(Raw records)
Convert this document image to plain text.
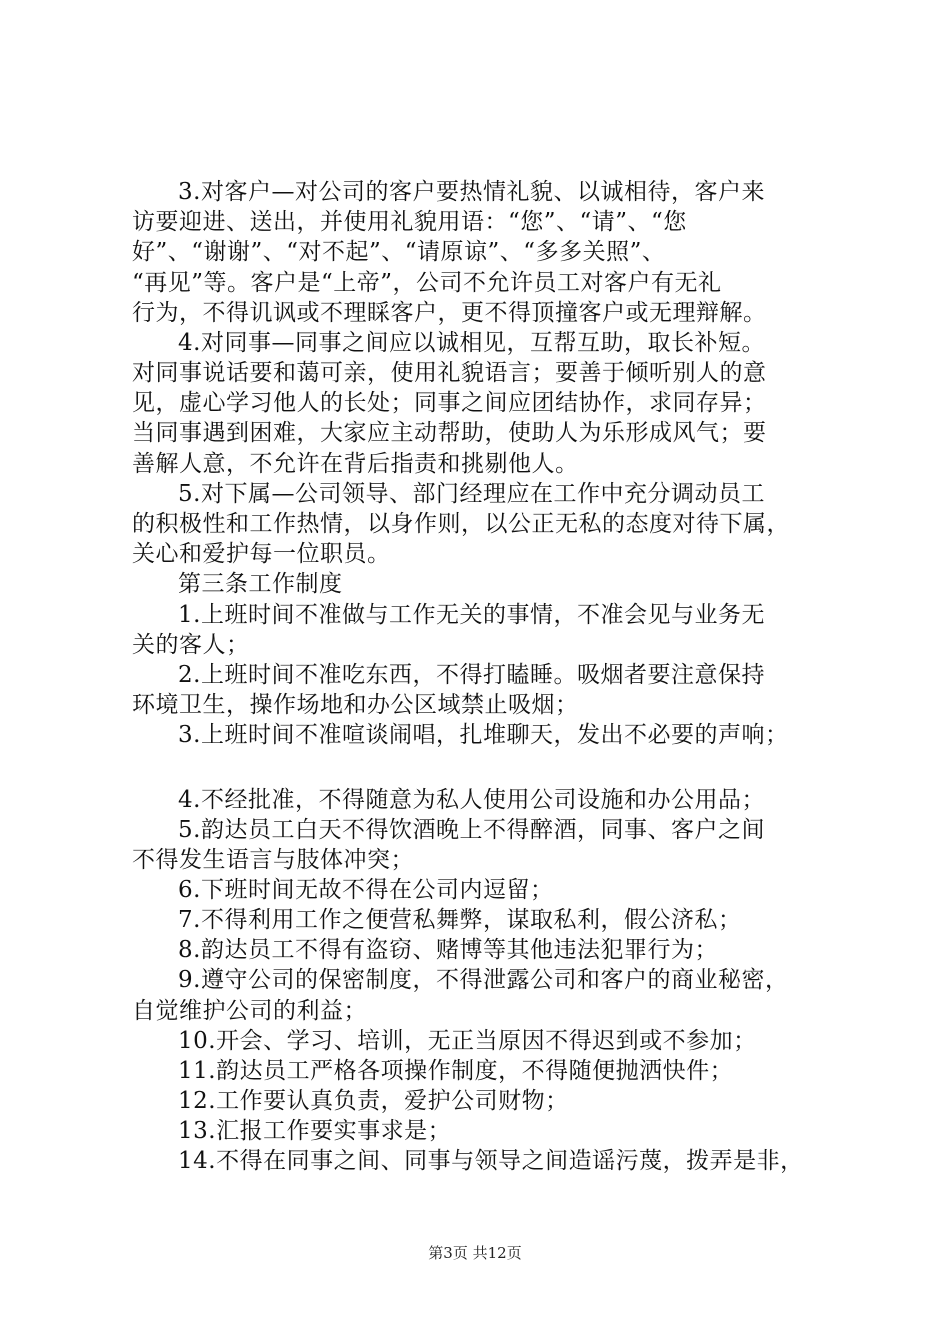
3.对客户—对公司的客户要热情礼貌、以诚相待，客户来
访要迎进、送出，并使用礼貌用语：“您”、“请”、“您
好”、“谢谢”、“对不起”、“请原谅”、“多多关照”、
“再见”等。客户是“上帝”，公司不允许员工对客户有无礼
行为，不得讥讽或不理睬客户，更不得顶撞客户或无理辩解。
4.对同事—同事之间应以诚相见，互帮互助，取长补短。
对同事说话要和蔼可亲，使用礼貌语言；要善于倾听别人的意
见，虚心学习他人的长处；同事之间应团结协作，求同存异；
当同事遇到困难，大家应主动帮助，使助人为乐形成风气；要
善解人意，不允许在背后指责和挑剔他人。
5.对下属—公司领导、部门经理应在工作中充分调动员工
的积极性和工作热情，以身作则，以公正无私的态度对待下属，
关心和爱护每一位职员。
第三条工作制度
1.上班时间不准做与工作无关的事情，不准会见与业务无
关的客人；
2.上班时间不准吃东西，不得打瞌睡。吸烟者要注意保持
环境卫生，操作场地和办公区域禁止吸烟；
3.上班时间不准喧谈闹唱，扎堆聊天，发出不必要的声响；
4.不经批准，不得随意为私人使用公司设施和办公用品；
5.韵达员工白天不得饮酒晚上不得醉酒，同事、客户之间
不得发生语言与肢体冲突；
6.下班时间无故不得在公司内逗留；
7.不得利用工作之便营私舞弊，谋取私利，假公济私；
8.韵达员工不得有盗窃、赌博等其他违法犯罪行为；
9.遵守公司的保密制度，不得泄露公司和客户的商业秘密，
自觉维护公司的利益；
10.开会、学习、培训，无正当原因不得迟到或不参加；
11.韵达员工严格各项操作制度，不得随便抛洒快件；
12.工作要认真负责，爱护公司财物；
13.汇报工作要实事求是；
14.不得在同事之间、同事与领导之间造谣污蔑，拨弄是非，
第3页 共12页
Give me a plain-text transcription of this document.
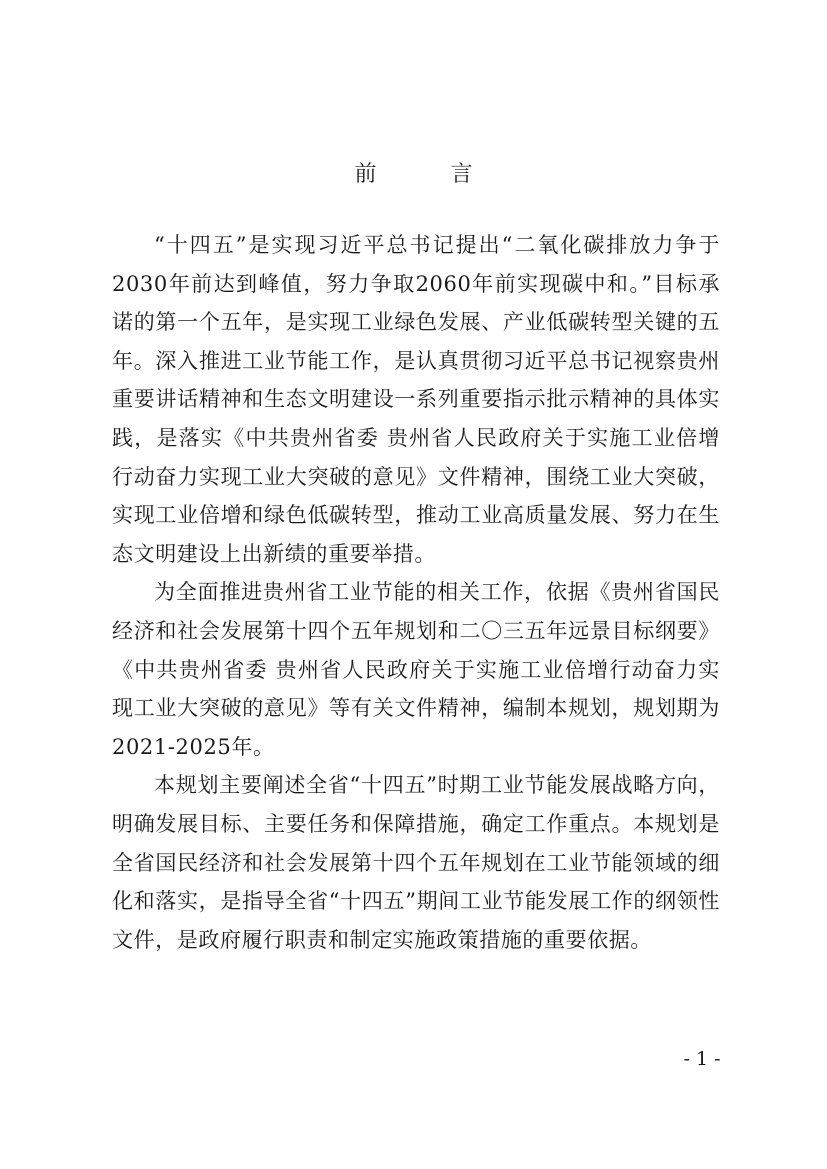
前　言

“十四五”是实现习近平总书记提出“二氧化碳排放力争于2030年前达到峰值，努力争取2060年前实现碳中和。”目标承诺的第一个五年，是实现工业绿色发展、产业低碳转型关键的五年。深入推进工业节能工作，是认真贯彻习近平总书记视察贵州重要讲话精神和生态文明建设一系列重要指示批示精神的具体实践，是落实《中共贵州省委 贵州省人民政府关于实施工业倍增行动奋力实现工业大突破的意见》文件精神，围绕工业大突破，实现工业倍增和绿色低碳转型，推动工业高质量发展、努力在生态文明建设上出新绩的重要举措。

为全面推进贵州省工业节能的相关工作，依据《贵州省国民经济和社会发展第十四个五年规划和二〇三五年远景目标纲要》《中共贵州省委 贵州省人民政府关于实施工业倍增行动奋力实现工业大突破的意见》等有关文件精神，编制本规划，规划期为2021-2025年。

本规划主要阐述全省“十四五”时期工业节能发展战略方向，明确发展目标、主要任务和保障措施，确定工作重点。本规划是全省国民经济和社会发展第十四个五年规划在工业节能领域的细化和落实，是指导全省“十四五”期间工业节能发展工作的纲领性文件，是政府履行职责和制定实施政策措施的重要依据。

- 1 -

WRITTEN PROBLEM
Look over the listing. Pull out every line with the string "this" in it.

EXERCISE RESPONSE
Convert this document image to plain text.
Give me a plain-text transcription of this document.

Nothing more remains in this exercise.